(Dataset excerpts)
....................

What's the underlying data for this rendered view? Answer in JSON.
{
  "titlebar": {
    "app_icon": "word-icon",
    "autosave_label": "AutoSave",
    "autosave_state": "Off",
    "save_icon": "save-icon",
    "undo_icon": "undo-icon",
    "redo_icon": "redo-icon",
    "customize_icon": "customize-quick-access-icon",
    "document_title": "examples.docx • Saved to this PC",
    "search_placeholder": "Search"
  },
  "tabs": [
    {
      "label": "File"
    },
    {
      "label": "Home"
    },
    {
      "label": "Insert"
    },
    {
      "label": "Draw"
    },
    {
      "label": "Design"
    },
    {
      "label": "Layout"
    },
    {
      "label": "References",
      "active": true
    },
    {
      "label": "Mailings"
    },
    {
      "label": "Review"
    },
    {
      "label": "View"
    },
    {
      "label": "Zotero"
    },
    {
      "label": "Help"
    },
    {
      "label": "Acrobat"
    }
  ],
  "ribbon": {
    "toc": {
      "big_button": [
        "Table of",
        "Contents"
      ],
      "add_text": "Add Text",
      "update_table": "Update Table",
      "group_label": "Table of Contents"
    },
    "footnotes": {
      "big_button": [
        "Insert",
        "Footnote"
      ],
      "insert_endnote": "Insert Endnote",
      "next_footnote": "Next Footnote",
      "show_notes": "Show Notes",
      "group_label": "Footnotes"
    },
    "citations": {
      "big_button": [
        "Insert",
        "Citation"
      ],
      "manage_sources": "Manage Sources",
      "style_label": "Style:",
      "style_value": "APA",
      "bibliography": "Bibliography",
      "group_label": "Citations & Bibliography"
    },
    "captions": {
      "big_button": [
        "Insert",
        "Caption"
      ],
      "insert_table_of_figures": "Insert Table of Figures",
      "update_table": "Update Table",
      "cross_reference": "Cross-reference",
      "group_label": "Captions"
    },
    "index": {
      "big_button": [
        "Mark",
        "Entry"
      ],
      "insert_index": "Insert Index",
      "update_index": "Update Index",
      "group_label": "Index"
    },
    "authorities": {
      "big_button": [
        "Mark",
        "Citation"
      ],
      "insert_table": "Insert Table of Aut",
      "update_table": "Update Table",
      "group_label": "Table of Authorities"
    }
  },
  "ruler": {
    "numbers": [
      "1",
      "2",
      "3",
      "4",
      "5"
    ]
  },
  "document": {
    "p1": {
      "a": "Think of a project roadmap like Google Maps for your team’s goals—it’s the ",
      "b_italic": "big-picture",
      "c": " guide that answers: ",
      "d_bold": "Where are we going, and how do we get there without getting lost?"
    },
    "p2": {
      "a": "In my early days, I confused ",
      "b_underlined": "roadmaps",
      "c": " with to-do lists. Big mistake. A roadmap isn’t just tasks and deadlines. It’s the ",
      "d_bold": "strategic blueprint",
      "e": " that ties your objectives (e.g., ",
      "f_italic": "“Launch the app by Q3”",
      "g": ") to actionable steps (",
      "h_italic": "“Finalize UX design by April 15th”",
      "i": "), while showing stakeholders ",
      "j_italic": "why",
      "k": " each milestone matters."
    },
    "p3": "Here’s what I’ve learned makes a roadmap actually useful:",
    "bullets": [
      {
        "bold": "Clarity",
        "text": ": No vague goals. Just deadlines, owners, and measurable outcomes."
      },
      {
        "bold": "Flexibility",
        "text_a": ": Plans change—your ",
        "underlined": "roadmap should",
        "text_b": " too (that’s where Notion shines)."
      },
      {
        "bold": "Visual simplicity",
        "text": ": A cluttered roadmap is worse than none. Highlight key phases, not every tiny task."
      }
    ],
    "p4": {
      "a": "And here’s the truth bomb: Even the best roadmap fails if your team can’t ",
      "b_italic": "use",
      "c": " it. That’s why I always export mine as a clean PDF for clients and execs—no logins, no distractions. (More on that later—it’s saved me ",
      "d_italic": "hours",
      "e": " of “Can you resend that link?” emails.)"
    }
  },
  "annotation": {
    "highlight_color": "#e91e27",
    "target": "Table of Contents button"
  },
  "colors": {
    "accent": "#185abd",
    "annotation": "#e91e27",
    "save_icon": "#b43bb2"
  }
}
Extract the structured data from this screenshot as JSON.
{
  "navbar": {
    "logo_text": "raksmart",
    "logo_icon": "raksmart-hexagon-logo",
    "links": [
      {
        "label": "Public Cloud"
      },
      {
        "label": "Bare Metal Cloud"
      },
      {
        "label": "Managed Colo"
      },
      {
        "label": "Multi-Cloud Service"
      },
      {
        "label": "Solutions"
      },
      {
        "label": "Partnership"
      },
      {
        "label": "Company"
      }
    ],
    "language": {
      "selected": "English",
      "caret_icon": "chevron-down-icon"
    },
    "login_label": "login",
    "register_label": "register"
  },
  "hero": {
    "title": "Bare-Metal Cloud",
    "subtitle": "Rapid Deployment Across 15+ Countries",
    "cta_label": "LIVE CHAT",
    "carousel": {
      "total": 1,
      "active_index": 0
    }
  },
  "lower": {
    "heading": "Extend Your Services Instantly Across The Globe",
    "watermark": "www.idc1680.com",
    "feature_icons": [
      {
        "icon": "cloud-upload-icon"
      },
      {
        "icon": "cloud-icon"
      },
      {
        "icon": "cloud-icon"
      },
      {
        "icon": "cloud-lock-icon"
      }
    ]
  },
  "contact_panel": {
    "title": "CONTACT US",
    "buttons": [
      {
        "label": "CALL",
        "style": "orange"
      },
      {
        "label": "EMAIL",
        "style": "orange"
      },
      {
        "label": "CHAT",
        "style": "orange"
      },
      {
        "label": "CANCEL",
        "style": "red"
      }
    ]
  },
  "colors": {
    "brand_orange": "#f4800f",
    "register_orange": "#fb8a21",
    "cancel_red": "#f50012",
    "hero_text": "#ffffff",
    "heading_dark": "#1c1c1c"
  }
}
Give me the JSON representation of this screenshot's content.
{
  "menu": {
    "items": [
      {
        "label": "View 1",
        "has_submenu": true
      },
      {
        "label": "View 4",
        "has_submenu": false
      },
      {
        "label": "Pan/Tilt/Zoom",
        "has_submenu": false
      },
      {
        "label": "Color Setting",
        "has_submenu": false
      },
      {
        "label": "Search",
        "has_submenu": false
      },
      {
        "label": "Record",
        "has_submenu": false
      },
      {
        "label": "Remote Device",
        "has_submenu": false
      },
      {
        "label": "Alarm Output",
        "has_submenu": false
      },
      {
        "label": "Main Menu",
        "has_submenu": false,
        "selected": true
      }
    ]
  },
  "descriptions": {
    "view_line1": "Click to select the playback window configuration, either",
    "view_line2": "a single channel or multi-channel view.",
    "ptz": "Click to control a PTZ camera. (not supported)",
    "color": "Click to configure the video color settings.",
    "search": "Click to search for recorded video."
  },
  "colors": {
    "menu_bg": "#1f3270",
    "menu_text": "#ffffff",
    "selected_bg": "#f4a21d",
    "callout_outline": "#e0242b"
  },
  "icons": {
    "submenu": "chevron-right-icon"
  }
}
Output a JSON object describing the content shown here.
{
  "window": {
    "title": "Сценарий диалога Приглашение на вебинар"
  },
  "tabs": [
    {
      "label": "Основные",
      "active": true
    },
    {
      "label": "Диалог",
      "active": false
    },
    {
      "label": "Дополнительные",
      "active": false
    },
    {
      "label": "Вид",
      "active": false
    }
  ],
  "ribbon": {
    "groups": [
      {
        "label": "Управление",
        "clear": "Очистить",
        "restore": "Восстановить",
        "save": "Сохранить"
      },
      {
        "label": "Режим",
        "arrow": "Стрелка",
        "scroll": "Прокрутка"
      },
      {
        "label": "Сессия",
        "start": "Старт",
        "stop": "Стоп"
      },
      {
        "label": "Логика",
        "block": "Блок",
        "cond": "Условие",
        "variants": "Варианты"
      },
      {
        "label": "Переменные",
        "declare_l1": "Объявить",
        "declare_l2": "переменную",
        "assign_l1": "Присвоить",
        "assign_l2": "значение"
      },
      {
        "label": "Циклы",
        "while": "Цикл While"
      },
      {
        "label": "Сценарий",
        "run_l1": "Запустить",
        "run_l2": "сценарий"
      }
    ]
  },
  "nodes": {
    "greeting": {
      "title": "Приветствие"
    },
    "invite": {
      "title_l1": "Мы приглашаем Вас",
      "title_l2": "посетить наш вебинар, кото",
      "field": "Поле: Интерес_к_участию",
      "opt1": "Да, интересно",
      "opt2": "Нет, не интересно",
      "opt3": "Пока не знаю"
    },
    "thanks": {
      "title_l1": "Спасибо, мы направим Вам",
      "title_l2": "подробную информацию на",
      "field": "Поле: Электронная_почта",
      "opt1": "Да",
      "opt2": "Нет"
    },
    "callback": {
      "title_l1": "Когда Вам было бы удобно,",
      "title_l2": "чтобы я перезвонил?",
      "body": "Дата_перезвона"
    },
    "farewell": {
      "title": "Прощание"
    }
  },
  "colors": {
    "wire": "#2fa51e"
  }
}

....................

List the lines of the entries that include "video".

    "color": "Click to configure the video color settings.",
    "search": "Click to search for recorded video."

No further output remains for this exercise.